## TASK TO CARRY OUT
Note how many lines hold the string "porównaniu" and give that number without any other words.

____

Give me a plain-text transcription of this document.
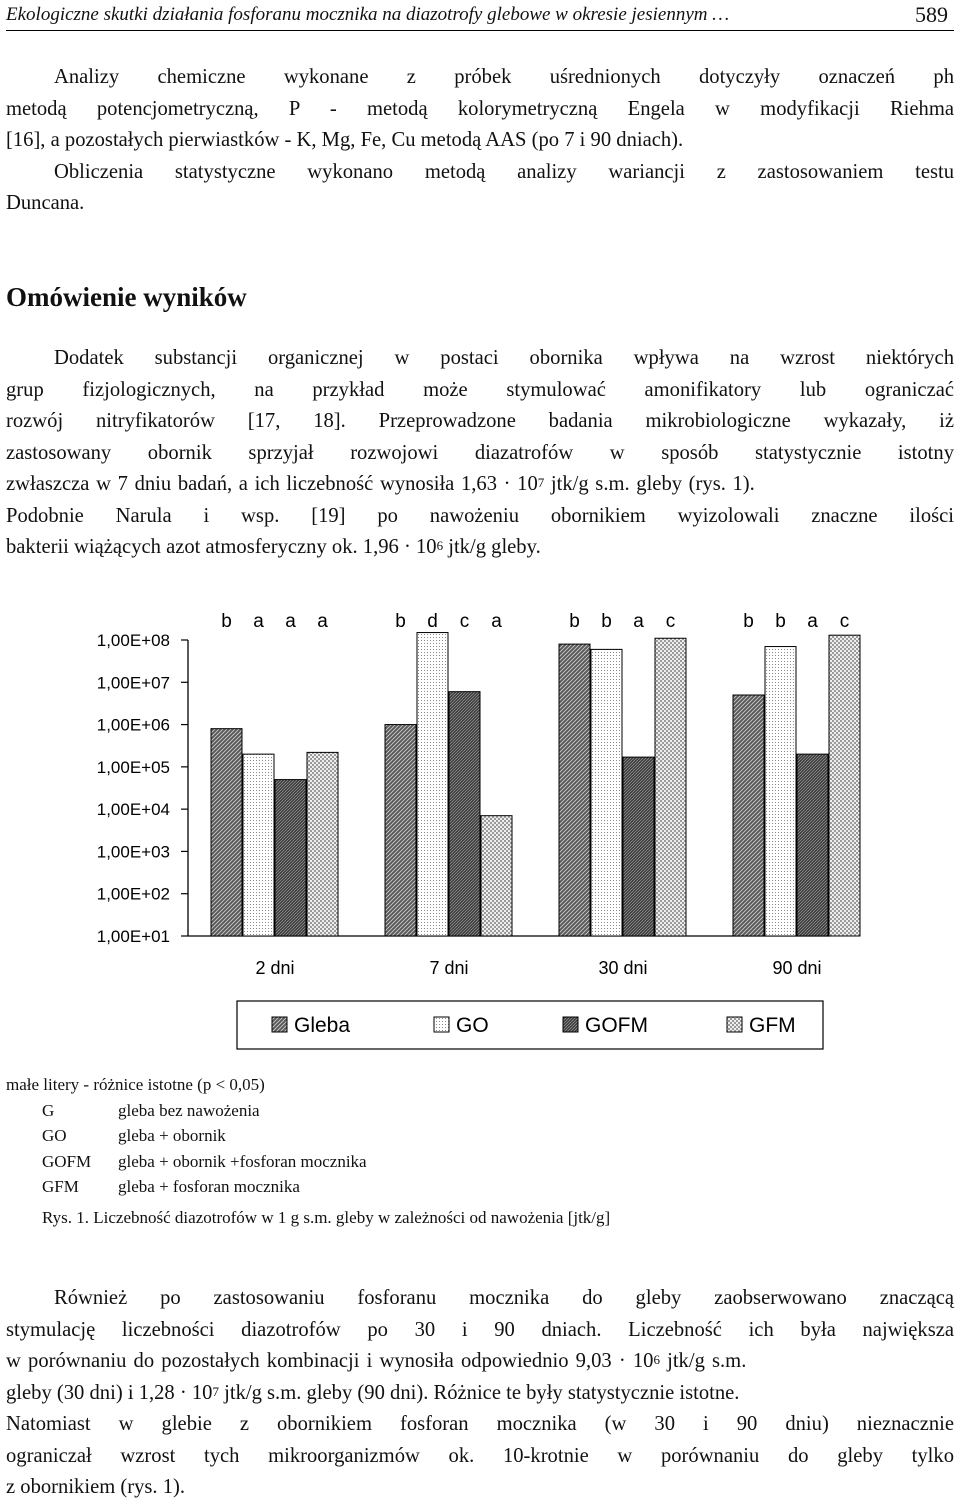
Ekologiczne skutki działania fosforanu mocznika na diazotrofy glebowe w okresie jesiennym …	589
Analizy chemiczne wykonane z próbek uśrednionych dotyczyły oznaczeń ph
metodą potencjometryczną, P - metodą kolorymetryczną Engela w modyfikacji Riehma
[16], a pozostałych pierwiastków - K, Mg, Fe, Cu metodą AAS (po 7 i 90 dniach).
Obliczenia statystyczne wykonano metodą analizy wariancji z zastosowaniem testu
Duncana.
Omówienie wyników
Dodatek substancji organicznej w postaci obornika wpływa na wzrost niektórych
grup fizjologicznych, na przykład może stymulować amonifikatory lub ograniczać
rozwój nitryfikatorów [17, 18]. Przeprowadzone badania mikrobiologiczne wykazały, iż
zastosowany obornik sprzyjał rozwojowi diazatrofów w sposób statystycznie istotny
zwłaszcza w 7 dniu badań, a ich liczebność wynosiła $1,63 \cdot 10^7$ jtk/g s.m. gleby (rys. 1).
Podobnie Narula i wsp. [19] po nawożeniu obornikiem wyizolowali znaczne ilości
bakterii wiążących azot atmosferyczny ok. $1,96 \cdot 10^6$ jtk/g gleby.
1,00E+01
1,00E+02
1,00E+03
1,00E+04
1,00E+05
1,00E+06
1,00E+07
1,00E+08
b a a a	b d c a	b b a c	b b a c
2 dni	7 dni	30 dni	90 dni
Gleba	GO	GOFM	GFM
małe litery - różnice istotne (p < 0,05)
G	gleba bez nawożenia
GO	gleba + obornik
GOFM gleba + obornik +fosforan mocznika
GFM gleba + fosforan mocznika
Rys. 1. Liczebność diazotrofów w 1 g s.m. gleby w zależności od nawożenia [jtk/g]
Również po zastosowaniu fosforanu mocznika do gleby zaobserwowano znaczącą
stymulację liczebności diazotrofów po 30 i 90 dniach. Liczebność ich była największa
w porównaniu do pozostałych kombinacji i wynosiła odpowiednio $9,03 \cdot 10^6$ jtk/g s.m.
gleby (30 dni) i $1,28 \cdot 10^7$ jtk/g s.m. gleby (90 dni). Różnice te były statystycznie istotne.
Natomiast w glebie z obornikiem fosforan mocznika (w 30 i 90 dniu) nieznacznie
ograniczał wzrost tych mikroorganizmów ok. 10-krotnie w porównaniu do gleby tylko
z obornikiem (rys. 1).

____

## WRITTEN RESPONSE
2